# Work instructions
Tally up the lines carrying the string "面积相等" and respond with only the resulting number.

# Extracted information
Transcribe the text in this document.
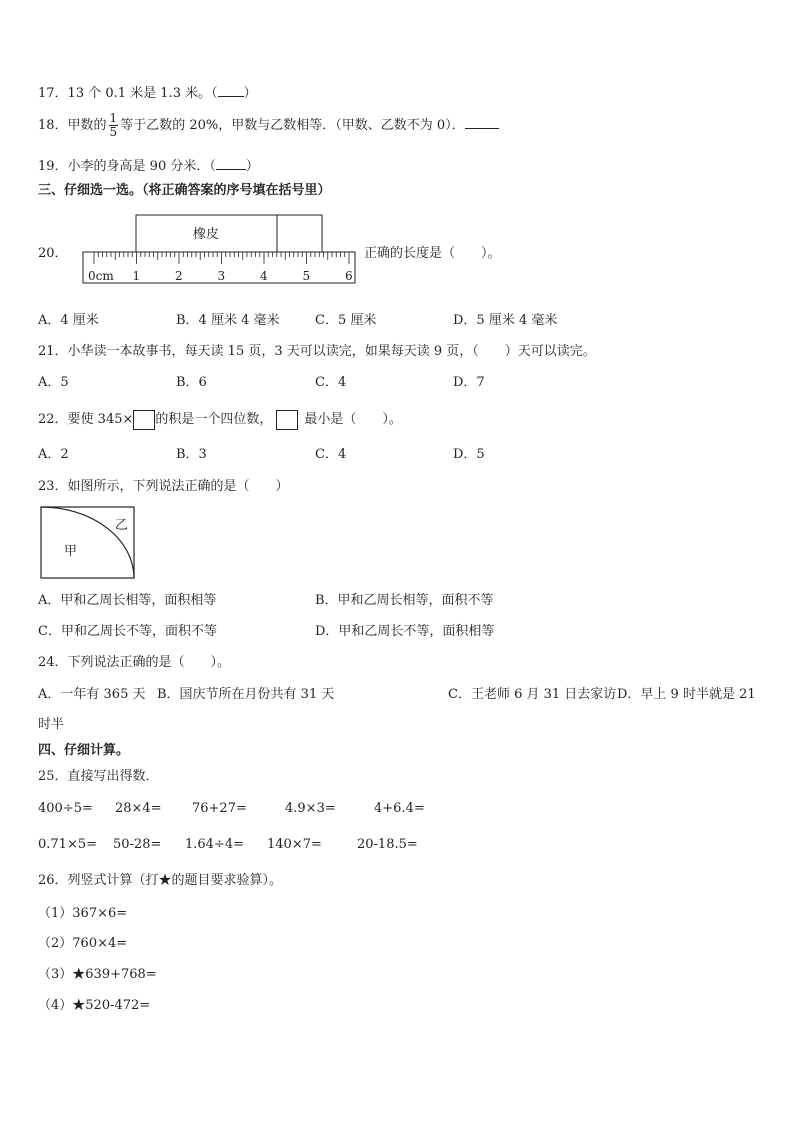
17．13 个 0.1 米是 1.3 米。（ ）
18．甲数的 $\frac{1}{5}$ 等于乙数的 20%，甲数与乙数相等．（甲数、乙数不为 0）．
19．小李的身高是 90 分米．（ ）
三、仔细选一选。（将正确答案的序号填在括号里）
20．
橡皮
0cm 1	2	3	4	5	6
正确的长度是（　　）。
A．4 厘米	B．4 厘米 4 毫米	C．5 厘米	D．5 厘米 4 毫米
21．小华读一本故事书，每天读 15 页，3 天可以读完，如果每天读 9 页，（　　）天可以读完。
A．5	B．6	C．4	D．7
22．要使 345× 的积是一个四位数， 最小是（　　）。
A．2	B．3	C．4	D．5
23．如图所示，下列说法正确的是（　　）
甲
乙
A．甲和乙周长相等，面积相等	B．甲和乙周长相等，面积不等
C．甲和乙周长不等，面积不等	D．甲和乙周长不等，面积相等
24．下列说法正确的是（　　）。
A．一年有 365 天 B．国庆节所在月份共有 31 天	C．王老师 6 月 31 日去家访 D．早上 9 时半就是 21
时半
四、仔细计算。
25．直接写出得数．
400÷5= 28×4= 76+27=	4.9×3=	4+6.4=
0.71×5= 50-28= 1.64÷4= 140×7=	20-18.5=
26．列竖式计算（打★的题目要求验算）。
（1）367×6=
（2）760×4=
（3）★639+768=
（4）★520-472=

# Final result
2